■ Exercise inputs

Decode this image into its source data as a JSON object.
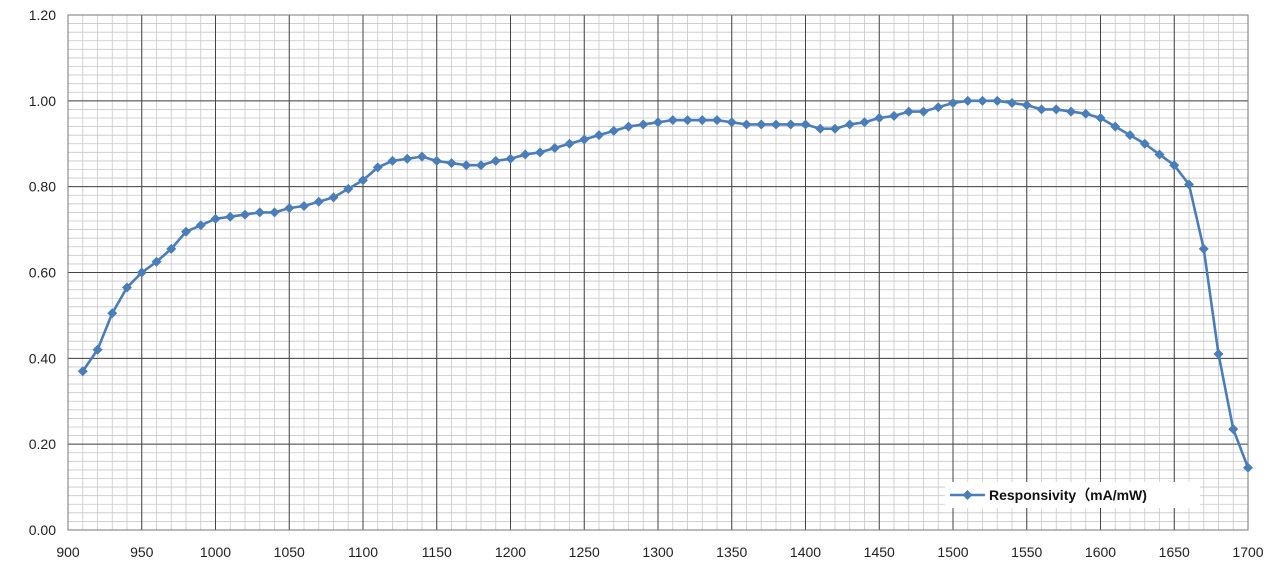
{
  "chart_data": {
    "type": "line",
    "xlim": [
      900,
      1700
    ],
    "ylim": [
      0,
      1.2
    ],
    "x_ticks": [
      900,
      950,
      1000,
      1050,
      1100,
      1150,
      1200,
      1250,
      1300,
      1350,
      1400,
      1450,
      1500,
      1550,
      1600,
      1650,
      1700
    ],
    "y_ticks": [
      "0.00",
      "0.20",
      "0.40",
      "0.60",
      "0.80",
      "1.00",
      "1.20"
    ],
    "grid": true,
    "legend_position": "bottom-right",
    "series": [
      {
        "name": "Responsivity（mA/mW)",
        "color": "#4a7ebb",
        "marker": "diamond",
        "x": [
          910,
          920,
          930,
          940,
          950,
          960,
          970,
          980,
          990,
          1000,
          1010,
          1020,
          1030,
          1040,
          1050,
          1060,
          1070,
          1080,
          1090,
          1100,
          1110,
          1120,
          1130,
          1140,
          1150,
          1160,
          1170,
          1180,
          1190,
          1200,
          1210,
          1220,
          1230,
          1240,
          1250,
          1260,
          1270,
          1280,
          1290,
          1300,
          1310,
          1320,
          1330,
          1340,
          1350,
          1360,
          1370,
          1380,
          1390,
          1400,
          1410,
          1420,
          1430,
          1440,
          1450,
          1460,
          1470,
          1480,
          1490,
          1500,
          1510,
          1520,
          1530,
          1540,
          1550,
          1560,
          1570,
          1580,
          1590,
          1600,
          1610,
          1620,
          1630,
          1640,
          1650,
          1660,
          1670,
          1680,
          1690,
          1700
        ],
        "y": [
          0.37,
          0.42,
          0.505,
          0.565,
          0.6,
          0.625,
          0.655,
          0.695,
          0.71,
          0.725,
          0.73,
          0.735,
          0.74,
          0.74,
          0.75,
          0.755,
          0.765,
          0.775,
          0.795,
          0.815,
          0.845,
          0.86,
          0.865,
          0.87,
          0.86,
          0.855,
          0.85,
          0.85,
          0.86,
          0.865,
          0.875,
          0.88,
          0.89,
          0.9,
          0.91,
          0.92,
          0.93,
          0.94,
          0.945,
          0.95,
          0.955,
          0.955,
          0.955,
          0.955,
          0.95,
          0.945,
          0.945,
          0.945,
          0.945,
          0.945,
          0.935,
          0.935,
          0.945,
          0.95,
          0.96,
          0.965,
          0.975,
          0.975,
          0.985,
          0.995,
          1.0,
          1.0,
          1.0,
          0.995,
          0.99,
          0.98,
          0.98,
          0.975,
          0.97,
          0.96,
          0.94,
          0.92,
          0.9,
          0.875,
          0.85,
          0.805,
          0.655,
          0.41,
          0.235,
          0.145
        ]
      }
    ]
  }
}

■ Task prompt
Every record above should be written out again exactly; the pictures stay out of the copy.

■ Answer to this problem
Decode this image into its source data as a JSON object.
{
  "chart_data": {
    "type": "line",
    "xlim": [
      900,
      1700
    ],
    "ylim": [
      0,
      1.2
    ],
    "x_ticks": [
      900,
      950,
      1000,
      1050,
      1100,
      1150,
      1200,
      1250,
      1300,
      1350,
      1400,
      1450,
      1500,
      1550,
      1600,
      1650,
      1700
    ],
    "y_ticks": [
      "0.00",
      "0.20",
      "0.40",
      "0.60",
      "0.80",
      "1.00",
      "1.20"
    ],
    "grid": true,
    "legend_position": "bottom-right",
    "series": [
      {
        "name": "Responsivity（mA/mW)",
        "color": "#4a7ebb",
        "marker": "diamond",
        "x": [
          910,
          920,
          930,
          940,
          950,
          960,
          970,
          980,
          990,
          1000,
          1010,
          1020,
          1030,
          1040,
          1050,
          1060,
          1070,
          1080,
          1090,
          1100,
          1110,
          1120,
          1130,
          1140,
          1150,
          1160,
          1170,
          1180,
          1190,
          1200,
          1210,
          1220,
          1230,
          1240,
          1250,
          1260,
          1270,
          1280,
          1290,
          1300,
          1310,
          1320,
          1330,
          1340,
          1350,
          1360,
          1370,
          1380,
          1390,
          1400,
          1410,
          1420,
          1430,
          1440,
          1450,
          1460,
          1470,
          1480,
          1490,
          1500,
          1510,
          1520,
          1530,
          1540,
          1550,
          1560,
          1570,
          1580,
          1590,
          1600,
          1610,
          1620,
          1630,
          1640,
          1650,
          1660,
          1670,
          1680,
          1690,
          1700
        ],
        "y": [
          0.37,
          0.42,
          0.505,
          0.565,
          0.6,
          0.625,
          0.655,
          0.695,
          0.71,
          0.725,
          0.73,
          0.735,
          0.74,
          0.74,
          0.75,
          0.755,
          0.765,
          0.775,
          0.795,
          0.815,
          0.845,
          0.86,
          0.865,
          0.87,
          0.86,
          0.855,
          0.85,
          0.85,
          0.86,
          0.865,
          0.875,
          0.88,
          0.89,
          0.9,
          0.91,
          0.92,
          0.93,
          0.94,
          0.945,
          0.95,
          0.955,
          0.955,
          0.955,
          0.955,
          0.95,
          0.945,
          0.945,
          0.945,
          0.945,
          0.945,
          0.935,
          0.935,
          0.945,
          0.95,
          0.96,
          0.965,
          0.975,
          0.975,
          0.985,
          0.995,
          1.0,
          1.0,
          1.0,
          0.995,
          0.99,
          0.98,
          0.98,
          0.975,
          0.97,
          0.96,
          0.94,
          0.92,
          0.9,
          0.875,
          0.85,
          0.805,
          0.655,
          0.41,
          0.235,
          0.145
        ]
      }
    ]
  }
}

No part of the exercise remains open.